=== Exercise requirements ===
Check every line below for the word "MINDORO" and copy the ones that have it.

=== Records to process ===
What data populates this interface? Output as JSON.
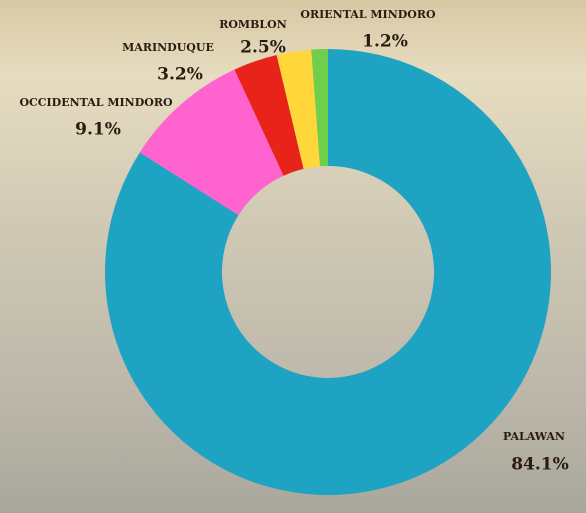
{
  "chart_data": {
    "type": "donut",
    "categories": [
      "PALAWAN",
      "OCCIDENTAL MINDORO",
      "MARINDUQUE",
      "ROMBLON",
      "ORIENTAL MINDORO"
    ],
    "values": [
      84.1,
      9.1,
      3.2,
      2.5,
      1.2
    ],
    "value_labels": [
      "84.1%",
      "9.1%",
      "3.2%",
      "2.5%",
      "1.2%"
    ],
    "colors": [
      "#1ea4c2",
      "#ff63cf",
      "#e8241a",
      "#ffd73a",
      "#6fcf4c"
    ]
  }
}
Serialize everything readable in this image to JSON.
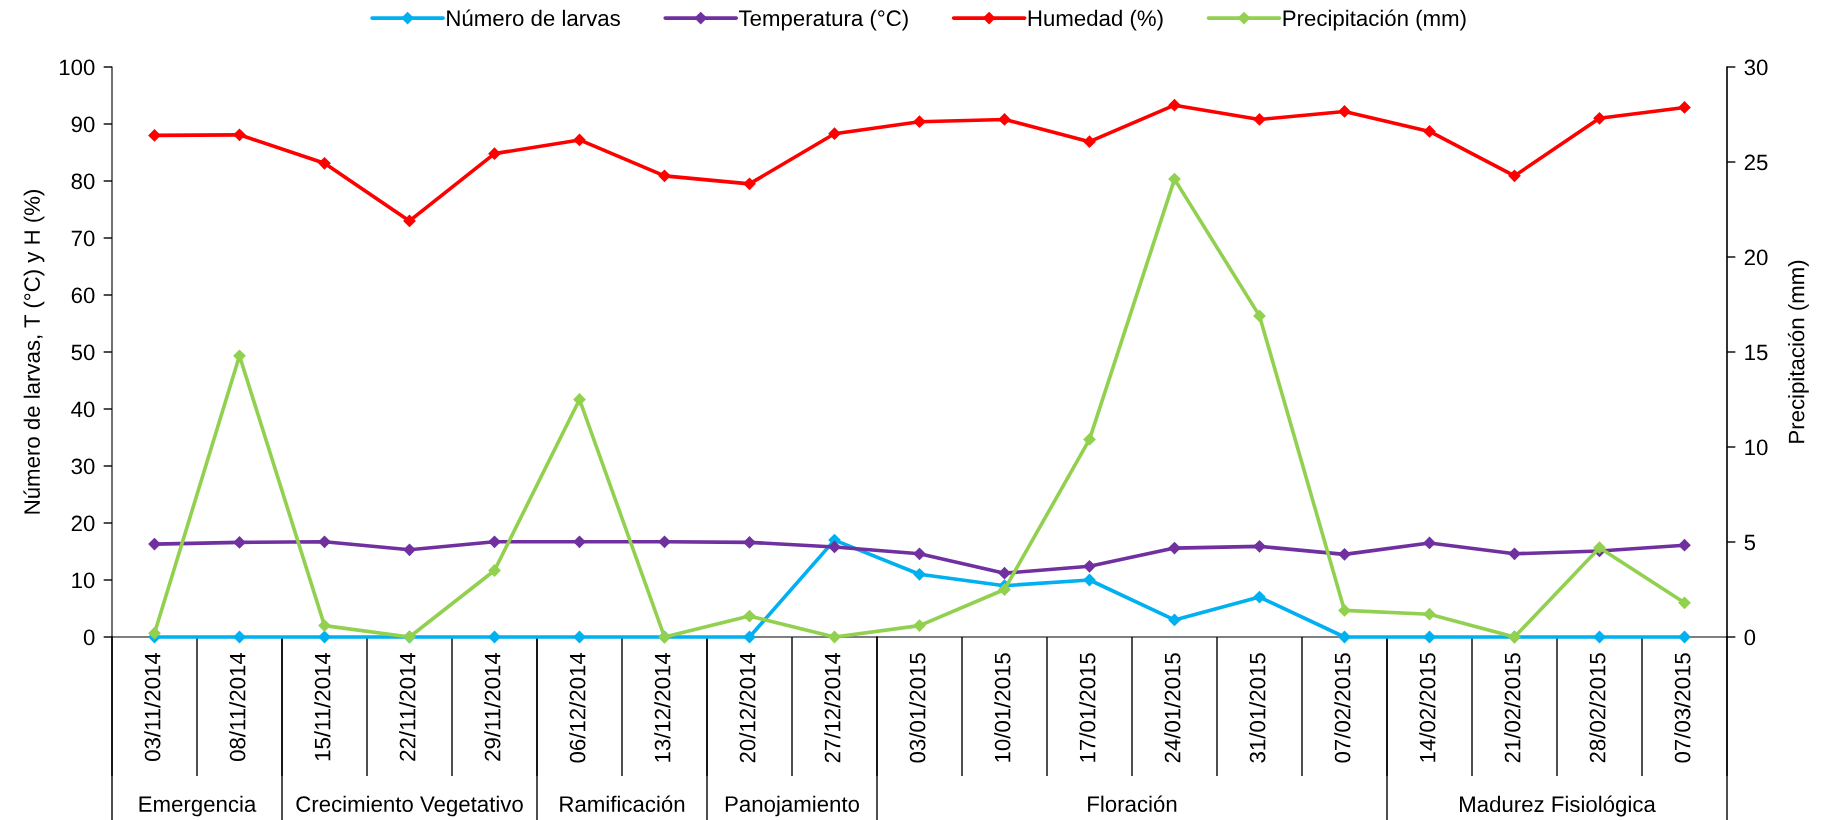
{
  "chart_data": {
    "type": "line",
    "categories": [
      "03/11/2014",
      "08/11/2014",
      "15/11/2014",
      "22/11/2014",
      "29/11/2014",
      "06/12/2014",
      "13/12/2014",
      "20/12/2014",
      "27/12/2014",
      "03/01/2015",
      "10/01/2015",
      "17/01/2015",
      "24/01/2015",
      "31/01/2015",
      "07/02/2015",
      "14/02/2015",
      "21/02/2015",
      "28/02/2015",
      "07/03/2015"
    ],
    "ylabel": "Número de larvas, T (°C) y H (%)",
    "y2label": "Precipitación (mm)",
    "ylim": [
      0,
      100
    ],
    "yticks": [
      0,
      10,
      20,
      30,
      40,
      50,
      60,
      70,
      80,
      90,
      100
    ],
    "y2lim": [
      0,
      30
    ],
    "y2ticks": [
      0,
      5,
      10,
      15,
      20,
      25,
      30
    ],
    "legend": "top",
    "marker": "diamond",
    "line_style": "solid",
    "annotations": [
      "Emergencia",
      "Crecimiento Vegetativo",
      "Ramificación",
      "Panojamiento",
      "Floración",
      "Madurez Fisiológica"
    ],
    "series": [
      {
        "name": "Número de larvas",
        "color": "#00b0f0",
        "values": [
          0,
          0,
          0,
          0,
          0,
          0,
          0,
          0,
          17,
          11,
          9,
          10,
          3,
          7,
          0,
          0,
          0,
          0,
          0
        ]
      },
      {
        "name": "Temperatura (°C)",
        "color": "#7030a0",
        "values": [
          16.3,
          16.6,
          16.7,
          15.3,
          16.7,
          16.7,
          16.7,
          16.6,
          15.8,
          14.6,
          11.2,
          12.4,
          15.6,
          15.9,
          14.5,
          16.5,
          14.6,
          15.1,
          16.1
        ]
      },
      {
        "name": "Humedad (%)",
        "color": "#ff0000",
        "values": [
          88.0,
          88.1,
          83.1,
          73.0,
          84.8,
          87.2,
          80.9,
          79.5,
          88.3,
          90.4,
          90.8,
          86.9,
          93.3,
          90.8,
          92.2,
          88.7,
          80.9,
          91.0,
          92.9
        ]
      },
      {
        "name": "Precipitación (mm)",
        "color": "#92d050",
        "axis": "y2",
        "values": [
          0.2,
          14.8,
          0.6,
          0,
          3.5,
          12.5,
          0,
          1.1,
          0,
          0.6,
          2.5,
          10.4,
          24.1,
          16.9,
          1.4,
          1.2,
          0,
          4.7,
          1.8
        ]
      }
    ]
  }
}
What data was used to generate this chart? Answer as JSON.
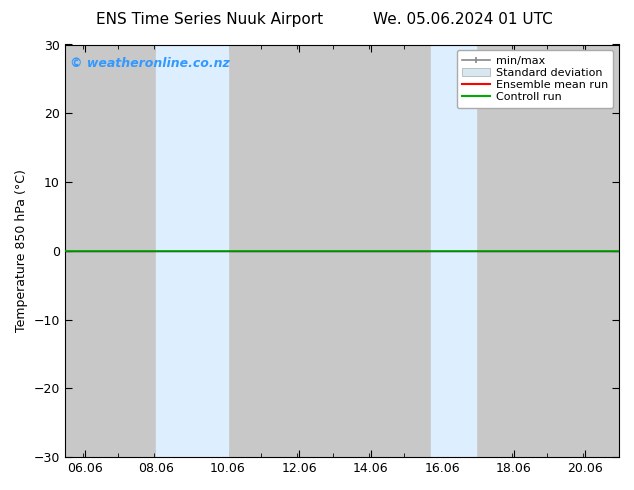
{
  "title_left": "ENS Time Series Nuuk Airport",
  "title_right": "We. 05.06.2024 01 UTC",
  "ylabel": "Temperature 850 hPa (°C)",
  "xlabel": "",
  "xlim": [
    5.5,
    21.0
  ],
  "ylim": [
    -30,
    30
  ],
  "yticks": [
    -30,
    -20,
    -10,
    0,
    10,
    20,
    30
  ],
  "xticks": [
    6.06,
    8.06,
    10.06,
    12.06,
    14.06,
    16.06,
    18.06,
    20.06
  ],
  "xtick_labels": [
    "06.06",
    "08.06",
    "10.06",
    "12.06",
    "14.06",
    "16.06",
    "18.06",
    "20.06"
  ],
  "watermark": "© weatheronline.co.nz",
  "watermark_color": "#3399ff",
  "background_color": "#ffffff",
  "plot_bg_color": "#c8c8c8",
  "shaded_bands": [
    {
      "x_start": 8.06,
      "x_end": 10.06,
      "color": "#ddeeff"
    },
    {
      "x_start": 15.75,
      "x_end": 17.0,
      "color": "#ddeeff"
    }
  ],
  "zero_line_y": 0,
  "zero_line_color": "#000000",
  "control_run_y": 0,
  "control_run_color": "#00aa00",
  "ensemble_mean_color": "#ff0000",
  "std_dev_color": "#c8d8e8",
  "minmax_color": "#888888",
  "legend_items": [
    {
      "label": "min/max",
      "color": "#888888",
      "style": "line"
    },
    {
      "label": "Standard deviation",
      "color": "#c8d8e8",
      "style": "band"
    },
    {
      "label": "Ensemble mean run",
      "color": "#ff0000",
      "style": "line"
    },
    {
      "label": "Controll run",
      "color": "#00aa00",
      "style": "line"
    }
  ],
  "title_fontsize": 11,
  "tick_fontsize": 9,
  "label_fontsize": 9,
  "watermark_fontsize": 9
}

=== Written answer ===
      "OCCIDENTAL MINDORO",
      "ORIENTAL MINDORO"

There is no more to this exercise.